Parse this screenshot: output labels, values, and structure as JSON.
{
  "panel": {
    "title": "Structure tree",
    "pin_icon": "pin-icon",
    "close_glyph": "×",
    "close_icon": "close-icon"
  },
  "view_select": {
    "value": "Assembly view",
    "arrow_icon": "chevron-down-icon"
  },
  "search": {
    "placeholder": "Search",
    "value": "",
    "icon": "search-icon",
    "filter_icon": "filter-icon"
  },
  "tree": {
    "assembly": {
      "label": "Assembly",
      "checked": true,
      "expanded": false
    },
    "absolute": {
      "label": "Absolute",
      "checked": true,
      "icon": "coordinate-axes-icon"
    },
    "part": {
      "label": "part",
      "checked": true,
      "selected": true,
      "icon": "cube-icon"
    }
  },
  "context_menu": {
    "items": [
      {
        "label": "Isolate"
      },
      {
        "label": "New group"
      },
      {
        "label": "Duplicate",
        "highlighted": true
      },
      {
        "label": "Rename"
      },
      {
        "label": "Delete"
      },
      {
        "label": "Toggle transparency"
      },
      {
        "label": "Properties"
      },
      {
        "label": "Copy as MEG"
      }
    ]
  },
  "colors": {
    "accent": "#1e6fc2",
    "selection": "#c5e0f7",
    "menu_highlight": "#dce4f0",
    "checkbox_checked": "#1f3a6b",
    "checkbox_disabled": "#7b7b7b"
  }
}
--------------------------------------------------
[WHAT THE EXERCISE ASKS]: Reproduce the records above exactly.

[OUTPUT OF THE EXERCISE]:
Parse this screenshot: output labels, values, and structure as JSON.
{
  "panel": {
    "title": "Structure tree",
    "pin_icon": "pin-icon",
    "close_glyph": "×",
    "close_icon": "close-icon"
  },
  "view_select": {
    "value": "Assembly view",
    "arrow_icon": "chevron-down-icon"
  },
  "search": {
    "placeholder": "Search",
    "value": "",
    "icon": "search-icon",
    "filter_icon": "filter-icon"
  },
  "tree": {
    "assembly": {
      "label": "Assembly",
      "checked": true,
      "expanded": false
    },
    "absolute": {
      "label": "Absolute",
      "checked": true,
      "icon": "coordinate-axes-icon"
    },
    "part": {
      "label": "part",
      "checked": true,
      "selected": true,
      "icon": "cube-icon"
    }
  },
  "context_menu": {
    "items": [
      {
        "label": "Isolate"
      },
      {
        "label": "New group"
      },
      {
        "label": "Duplicate",
        "highlighted": true
      },
      {
        "label": "Rename"
      },
      {
        "label": "Delete"
      },
      {
        "label": "Toggle transparency"
      },
      {
        "label": "Properties"
      },
      {
        "label": "Copy as MEG"
      }
    ]
  },
  "colors": {
    "accent": "#1e6fc2",
    "selection": "#c5e0f7",
    "menu_highlight": "#dce4f0",
    "checkbox_checked": "#1f3a6b",
    "checkbox_disabled": "#7b7b7b"
  }
}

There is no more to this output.